(What to do)
Collect every line below that contains the word "message".

Stored data:

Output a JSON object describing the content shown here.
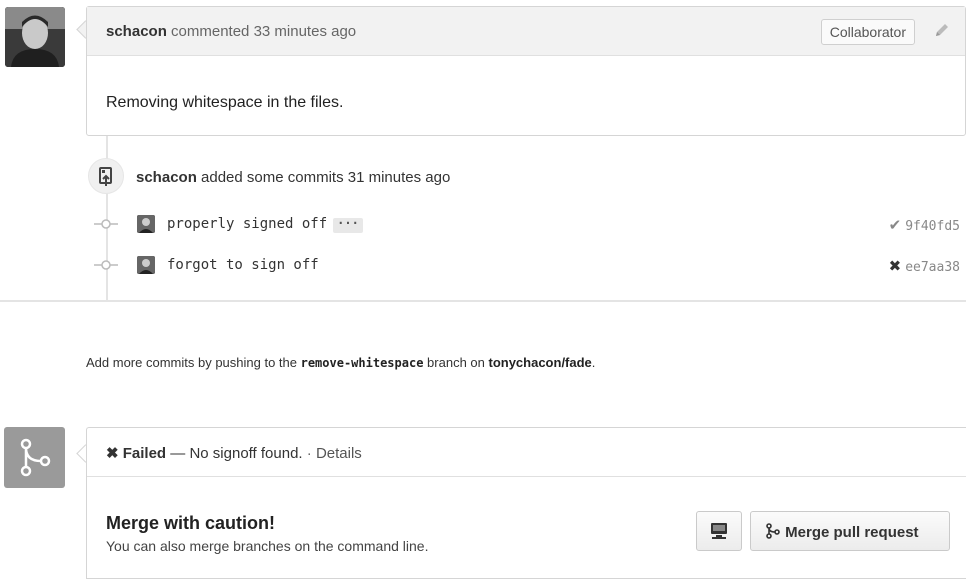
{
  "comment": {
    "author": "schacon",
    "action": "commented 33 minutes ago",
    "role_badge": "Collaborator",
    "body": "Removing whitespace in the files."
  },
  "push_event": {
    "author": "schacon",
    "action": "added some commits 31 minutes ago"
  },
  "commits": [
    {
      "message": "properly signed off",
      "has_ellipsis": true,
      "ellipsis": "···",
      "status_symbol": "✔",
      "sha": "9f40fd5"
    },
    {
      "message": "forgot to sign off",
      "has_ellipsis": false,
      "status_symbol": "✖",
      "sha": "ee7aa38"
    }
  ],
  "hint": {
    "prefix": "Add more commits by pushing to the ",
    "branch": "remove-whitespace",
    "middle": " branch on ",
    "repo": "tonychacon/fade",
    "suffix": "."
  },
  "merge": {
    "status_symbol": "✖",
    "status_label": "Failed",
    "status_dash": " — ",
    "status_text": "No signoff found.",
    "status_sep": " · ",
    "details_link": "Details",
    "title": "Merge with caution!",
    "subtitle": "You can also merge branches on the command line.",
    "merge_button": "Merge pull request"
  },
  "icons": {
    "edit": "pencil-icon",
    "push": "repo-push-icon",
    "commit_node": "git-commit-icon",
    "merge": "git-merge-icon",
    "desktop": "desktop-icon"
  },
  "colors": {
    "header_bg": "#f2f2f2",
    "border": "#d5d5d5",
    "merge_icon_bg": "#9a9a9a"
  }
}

---

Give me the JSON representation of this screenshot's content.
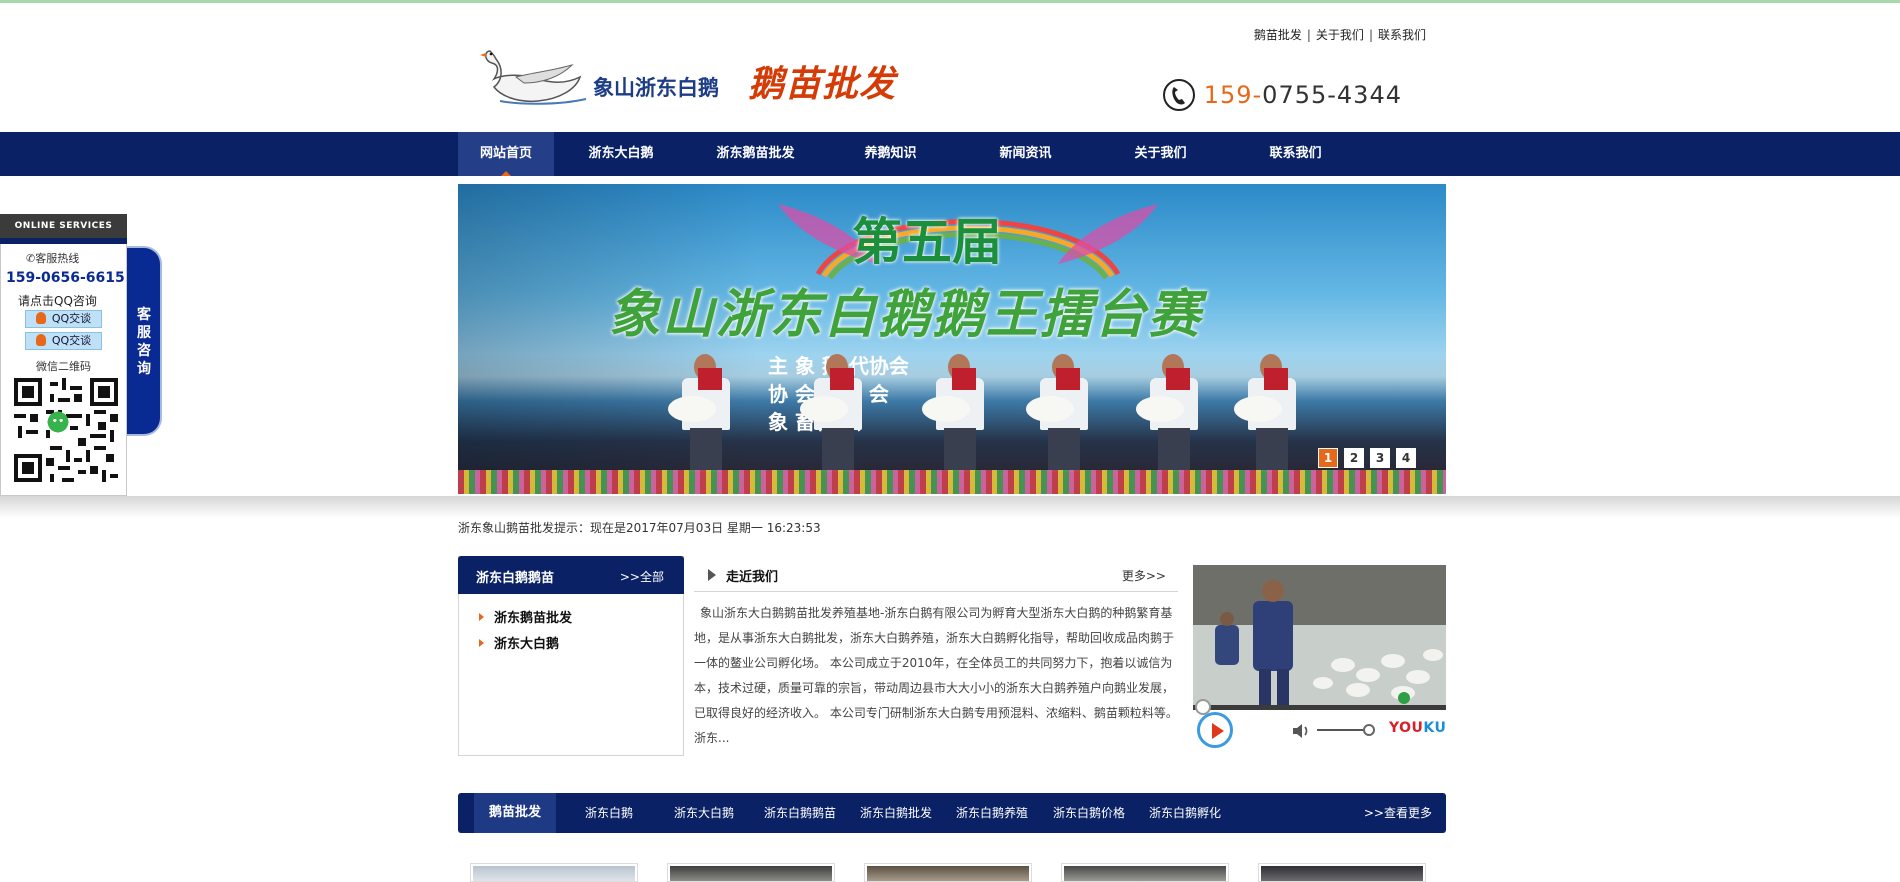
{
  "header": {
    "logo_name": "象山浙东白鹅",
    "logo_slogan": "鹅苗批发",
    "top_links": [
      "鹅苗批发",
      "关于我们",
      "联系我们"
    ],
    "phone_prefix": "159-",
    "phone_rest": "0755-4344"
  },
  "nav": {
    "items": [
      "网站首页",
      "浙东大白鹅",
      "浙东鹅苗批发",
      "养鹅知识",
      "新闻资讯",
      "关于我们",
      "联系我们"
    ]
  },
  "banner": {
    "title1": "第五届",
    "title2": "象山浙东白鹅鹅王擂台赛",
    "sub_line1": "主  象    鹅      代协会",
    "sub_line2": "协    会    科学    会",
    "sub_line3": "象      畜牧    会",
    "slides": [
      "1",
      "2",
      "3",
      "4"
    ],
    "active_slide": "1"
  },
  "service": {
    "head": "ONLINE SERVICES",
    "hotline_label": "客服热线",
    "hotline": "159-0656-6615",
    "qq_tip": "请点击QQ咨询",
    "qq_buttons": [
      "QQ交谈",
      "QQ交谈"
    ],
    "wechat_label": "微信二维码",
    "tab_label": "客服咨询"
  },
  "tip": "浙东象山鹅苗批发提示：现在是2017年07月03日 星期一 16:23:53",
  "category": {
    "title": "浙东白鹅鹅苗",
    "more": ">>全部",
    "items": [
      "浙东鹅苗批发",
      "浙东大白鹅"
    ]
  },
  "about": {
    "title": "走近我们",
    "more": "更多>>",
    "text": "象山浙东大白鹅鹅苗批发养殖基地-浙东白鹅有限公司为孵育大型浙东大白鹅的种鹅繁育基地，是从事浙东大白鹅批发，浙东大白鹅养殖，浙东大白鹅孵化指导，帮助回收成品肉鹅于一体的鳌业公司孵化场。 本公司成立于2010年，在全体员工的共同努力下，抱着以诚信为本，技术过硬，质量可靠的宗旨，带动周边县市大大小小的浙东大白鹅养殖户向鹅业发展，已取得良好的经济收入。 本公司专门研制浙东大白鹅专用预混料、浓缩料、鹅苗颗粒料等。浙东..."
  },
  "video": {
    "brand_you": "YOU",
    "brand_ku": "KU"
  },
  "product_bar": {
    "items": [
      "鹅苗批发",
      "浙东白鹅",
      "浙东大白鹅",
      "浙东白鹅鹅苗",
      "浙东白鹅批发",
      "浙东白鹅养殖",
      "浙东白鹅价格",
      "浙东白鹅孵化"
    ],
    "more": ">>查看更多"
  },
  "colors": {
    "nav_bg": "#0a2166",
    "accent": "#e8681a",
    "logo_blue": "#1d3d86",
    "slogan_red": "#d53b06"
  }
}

(Output below)
      "message": "properly signed off",
      "message": "forgot to sign off",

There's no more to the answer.